TESTO ESTRATTO:
►

Le Marche ad Expo
“Vi sveliamo il segreto della longevità”
Presentata a Milano la partecipazione della Regione. Spacca: "E' una straordinaria opportunità e la definitiva consacrazione della strategia di internazionalizzazione instaurata in questi anni"
Le Marche saranno la regione della longevità ad Expo 2015. La regione in cui gli uomini vivono in media 80 anni e le donne 85,8, record in Italia e in tutta Europa, svela all’evento mondiale l’elisir di lunga vita. Il segreto sono i prodotti (dall’olio al vino), all’ambiente, allo stile di vita. E’ per questo che lo spazio delle Marche sarà ispirato al tema “La prospettiva di vità” e curato dallo scenografo Giancarlo Basili, dal sociologo Aldo Bonomi e dal professor Roberto Bernabei. All’interno del padiglione dal 29 maggio all’11 giugno, 15 monitor in uno spazio di 150 metri che si accenderanno quando il pubblico si avvicinerà per toccarli mostrando il racconto dei film makers marchigiani. Tra le varie attività anche la possibilità di fare con due medici un test della longevità.
Le Marche non saranno però presenti solo per queste due settimane. Nel sito hanno organizzato un forum internazionale sulla prospettiva di vita (il 10 giugno), un incontro sulla Macroregione Adriatico-Ionica il 26 ottobre.
Hanno contribuito alla Casa dell’Identità Italiana con storie che raccontano la potenza del saper fare (con la fattoria Petrini, azienda di oli pregiati), la potenza della bellezza (con i paesaggi del Conero, le facciate rinascimentali di Ascoli Piceno e gli interni della Santa Casa di Loreto), la potenza del limite (la smart comunity Luccioni). A Milano, in città, avranno per tutti i sei mesi uno spazio aperto per tutti i sei mesi con incontri ed eventi: lo showroom messo a disposizione gratuitamente da Elica in via Pontaccio a Brera. E in regione si sono moltiplicate le iniziative: si va dall’allestimento di due porte d’ingresso alle Marche (una all’aeroporto di Ancona, l’altra al Centrodiamante di Loriblu a Porto Sant’Elpidio) a vere e proprie vetrine su specifici argomenti (dalla spiritualità, all’agroalimentare al distretto del mobile). Fra gli appuntamenti culturali che guardano ad Expo da segnalare il Macerata Opera Festival, arrivato alla 51/ma edizione quest’anno dedicata a ‘Nutrire l’anima’ (con in programma dal 17 luglio al 7 agosto Rigoletto, Cavalleria Rusticana e Pagliacci e La Bohème). Il costo di Expo per la Regione è stato di un milione 539 mila euro (di cui 480 mila per affittare lo spazio nel padiglione Italia), ”ma il budget è molto più alto per la collaborazione delle imprese marchigianè’ ha sottolineato il governatore Gian Mario Spacca, oggi alla presentazione milanese, contornato da molti degli imprenditori scelti come testimonial della regione.

◄

CONSEGNA 1:
Trascrivi parola per parola la parte dell'articolo sulle Marche ad Expo che va da "Le Marche saranno" a "test della longevità.".
CONSEGNA 2:
Rispondi alle seguenti domande sull'articolo sulle Marche ad Expo.
(a) Quanti anni vivono in media le donne nelle Marche?
(b) In quale via di Milano si trova lo showroom messo a disposizione da Elica?
(c) Quanto è costata Expo alla Regione?
CONSEGNA 3:
Scrivi il seguito dell'articolo sulle Marche ad Expo, cominciando subito dopo la sua ultima frase.

VOCI ESTRATTE:
►

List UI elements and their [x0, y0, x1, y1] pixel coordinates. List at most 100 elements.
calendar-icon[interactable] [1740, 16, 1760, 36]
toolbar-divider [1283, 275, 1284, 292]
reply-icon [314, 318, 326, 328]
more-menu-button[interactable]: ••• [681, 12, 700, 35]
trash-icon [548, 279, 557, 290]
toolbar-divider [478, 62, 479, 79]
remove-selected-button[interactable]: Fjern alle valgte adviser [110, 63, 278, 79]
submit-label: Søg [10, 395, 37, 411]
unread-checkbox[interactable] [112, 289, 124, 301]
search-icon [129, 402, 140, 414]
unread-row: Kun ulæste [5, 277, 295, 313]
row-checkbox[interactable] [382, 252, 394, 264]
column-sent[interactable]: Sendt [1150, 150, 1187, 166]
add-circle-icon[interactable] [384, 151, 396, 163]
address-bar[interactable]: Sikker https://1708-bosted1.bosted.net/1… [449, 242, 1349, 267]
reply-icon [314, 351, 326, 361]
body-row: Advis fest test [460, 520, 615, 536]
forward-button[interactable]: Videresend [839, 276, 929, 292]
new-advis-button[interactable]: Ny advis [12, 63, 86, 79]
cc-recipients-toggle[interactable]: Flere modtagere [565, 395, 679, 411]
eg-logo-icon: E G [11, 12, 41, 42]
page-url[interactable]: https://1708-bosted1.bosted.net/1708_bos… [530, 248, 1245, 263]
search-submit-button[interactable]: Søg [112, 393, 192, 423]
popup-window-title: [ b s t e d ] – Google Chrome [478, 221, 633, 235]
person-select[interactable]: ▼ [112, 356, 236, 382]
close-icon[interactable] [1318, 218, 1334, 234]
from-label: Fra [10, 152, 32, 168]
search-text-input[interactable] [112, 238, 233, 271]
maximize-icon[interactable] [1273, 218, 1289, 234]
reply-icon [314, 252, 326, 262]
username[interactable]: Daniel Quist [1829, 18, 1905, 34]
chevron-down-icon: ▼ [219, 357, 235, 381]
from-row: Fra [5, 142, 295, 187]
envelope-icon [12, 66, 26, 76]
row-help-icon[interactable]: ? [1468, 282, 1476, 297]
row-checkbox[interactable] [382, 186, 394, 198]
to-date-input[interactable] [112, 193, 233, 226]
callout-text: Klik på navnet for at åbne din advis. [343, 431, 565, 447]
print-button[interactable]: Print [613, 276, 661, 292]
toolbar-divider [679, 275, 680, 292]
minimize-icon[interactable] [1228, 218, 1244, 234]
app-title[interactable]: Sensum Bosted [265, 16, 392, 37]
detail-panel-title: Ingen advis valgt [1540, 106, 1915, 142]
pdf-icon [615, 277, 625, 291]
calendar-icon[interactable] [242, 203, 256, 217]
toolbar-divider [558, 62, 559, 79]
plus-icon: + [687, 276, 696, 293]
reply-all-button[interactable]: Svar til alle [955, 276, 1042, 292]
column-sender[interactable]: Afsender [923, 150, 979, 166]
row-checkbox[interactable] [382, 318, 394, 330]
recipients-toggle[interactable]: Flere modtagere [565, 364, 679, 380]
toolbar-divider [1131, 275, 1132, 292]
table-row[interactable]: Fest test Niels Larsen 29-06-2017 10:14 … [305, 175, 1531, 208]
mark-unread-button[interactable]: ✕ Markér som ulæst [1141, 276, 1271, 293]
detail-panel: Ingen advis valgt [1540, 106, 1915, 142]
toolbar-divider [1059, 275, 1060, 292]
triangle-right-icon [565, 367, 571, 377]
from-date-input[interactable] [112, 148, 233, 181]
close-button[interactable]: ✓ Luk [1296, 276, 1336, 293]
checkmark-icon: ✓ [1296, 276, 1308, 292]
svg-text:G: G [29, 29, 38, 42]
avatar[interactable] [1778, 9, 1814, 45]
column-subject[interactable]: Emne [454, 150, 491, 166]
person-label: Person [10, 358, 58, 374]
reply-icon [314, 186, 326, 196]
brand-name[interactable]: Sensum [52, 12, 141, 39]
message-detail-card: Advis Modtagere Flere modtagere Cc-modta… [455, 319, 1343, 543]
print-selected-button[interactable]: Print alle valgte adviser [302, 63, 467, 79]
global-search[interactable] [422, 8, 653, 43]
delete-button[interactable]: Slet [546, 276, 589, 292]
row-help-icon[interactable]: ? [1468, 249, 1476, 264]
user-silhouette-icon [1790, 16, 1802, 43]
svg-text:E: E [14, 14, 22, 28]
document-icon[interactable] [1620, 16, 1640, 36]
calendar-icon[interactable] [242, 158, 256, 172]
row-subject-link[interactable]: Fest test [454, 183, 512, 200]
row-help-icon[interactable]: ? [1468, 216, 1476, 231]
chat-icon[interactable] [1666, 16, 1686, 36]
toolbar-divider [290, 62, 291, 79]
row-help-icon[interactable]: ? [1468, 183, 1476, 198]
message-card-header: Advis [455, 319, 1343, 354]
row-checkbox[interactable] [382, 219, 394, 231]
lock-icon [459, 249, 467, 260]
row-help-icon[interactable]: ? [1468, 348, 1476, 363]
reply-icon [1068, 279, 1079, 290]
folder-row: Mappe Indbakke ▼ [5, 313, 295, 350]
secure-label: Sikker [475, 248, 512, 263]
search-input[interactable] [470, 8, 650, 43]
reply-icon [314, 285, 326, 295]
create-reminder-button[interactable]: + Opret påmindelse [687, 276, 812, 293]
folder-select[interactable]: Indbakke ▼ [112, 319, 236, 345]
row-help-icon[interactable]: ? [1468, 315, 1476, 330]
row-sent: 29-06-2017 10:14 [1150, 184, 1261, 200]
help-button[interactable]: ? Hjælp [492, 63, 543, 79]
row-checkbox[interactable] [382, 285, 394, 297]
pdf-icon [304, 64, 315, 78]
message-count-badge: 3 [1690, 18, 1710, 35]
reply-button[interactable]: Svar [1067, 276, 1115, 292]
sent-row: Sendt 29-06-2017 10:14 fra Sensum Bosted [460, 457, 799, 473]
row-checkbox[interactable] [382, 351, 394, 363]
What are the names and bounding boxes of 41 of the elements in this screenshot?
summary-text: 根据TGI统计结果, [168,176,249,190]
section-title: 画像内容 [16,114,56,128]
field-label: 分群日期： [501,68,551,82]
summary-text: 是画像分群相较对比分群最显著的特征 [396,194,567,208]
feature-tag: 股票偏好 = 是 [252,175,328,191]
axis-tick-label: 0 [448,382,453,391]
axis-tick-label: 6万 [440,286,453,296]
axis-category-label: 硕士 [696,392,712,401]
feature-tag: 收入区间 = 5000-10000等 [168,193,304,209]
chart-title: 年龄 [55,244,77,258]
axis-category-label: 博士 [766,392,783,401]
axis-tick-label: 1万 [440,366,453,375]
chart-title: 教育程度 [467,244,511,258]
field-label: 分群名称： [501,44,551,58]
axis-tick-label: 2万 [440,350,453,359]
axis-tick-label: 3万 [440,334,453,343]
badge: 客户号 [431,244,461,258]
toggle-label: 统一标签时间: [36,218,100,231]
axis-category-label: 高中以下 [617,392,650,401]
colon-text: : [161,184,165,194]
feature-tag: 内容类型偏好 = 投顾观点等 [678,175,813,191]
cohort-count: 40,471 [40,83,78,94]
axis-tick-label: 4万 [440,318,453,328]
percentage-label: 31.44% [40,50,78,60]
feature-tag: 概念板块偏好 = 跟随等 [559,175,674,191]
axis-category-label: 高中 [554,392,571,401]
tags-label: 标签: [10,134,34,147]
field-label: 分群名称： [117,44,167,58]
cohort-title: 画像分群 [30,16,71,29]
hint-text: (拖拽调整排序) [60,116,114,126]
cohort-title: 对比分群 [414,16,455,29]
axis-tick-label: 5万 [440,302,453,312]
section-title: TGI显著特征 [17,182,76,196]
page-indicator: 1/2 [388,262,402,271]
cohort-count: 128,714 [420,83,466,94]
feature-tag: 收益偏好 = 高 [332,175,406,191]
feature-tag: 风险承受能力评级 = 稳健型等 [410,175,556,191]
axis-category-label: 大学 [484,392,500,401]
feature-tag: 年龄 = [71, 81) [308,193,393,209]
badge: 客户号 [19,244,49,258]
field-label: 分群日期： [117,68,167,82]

◄

RISULTATO 1:
Le Marche saranno la regione della longevità ad Expo 2015. La regione in cui gli uomini vivono in media 80 anni e le donne 85,8, record in Italia e in tutta Europa, svela all’evento mondiale l’elisir di lunga vita. Il segreto sono i prodotti (dall’olio al vino), all’ambiente, allo stile di vita. E’ per questo che lo spazio delle Marche sarà ispirato al tema “La prospettiva di vità” e curato dallo scenografo Giancarlo Basili, dal sociologo Aldo Bonomi e dal professor Roberto Bernabei. All’interno del padiglione dal 29 maggio all’11 giugno, 15 monitor in uno spazio di 150 metri che si accenderanno quando il pubblico si avvicinerà per toccarli mostrando il racconto dei film makers marchigiani. Tra le varie attività anche la possibilità di fare con due medici un test della longevità.

RISULTATO 2:
(a) 85,8 anni.
(b) In via Pontaccio, a Brera.
(c) Un milione 539 mila euro.

RISULTATO 3:
“Expo 2015 è una straordinaria opportunità. E’ la definitiva consacrazione – ha detto Spacca – della strategia di internazionalizzazione della Regione Marche, attraverso la concentrazione in uno spazio limitato di tempo e di luogo, di tutte le relazioni internazionali instaurate in questi anni. L’Esposizione sarà inoltre una grande occasione per aprire le Marche agli oltre 20 milioni di visitatori attesi, grazie alle due ‘porte di ingresso’ e ai presidi sul territorio marchigiano. C’è una rinnovata fiducia e un’aria di speranza verso il nostro Paese, un clima che sta mutando in maniera anticiclica. L’auspicio è che l’Esposizione Universale di Milano segni un cambio di paradigma per l’Italia. Un nuovo Rinascimento di cui le Marche, culla del ‘primo’ Rinascimento, ambiscono ad essere protagoniste”.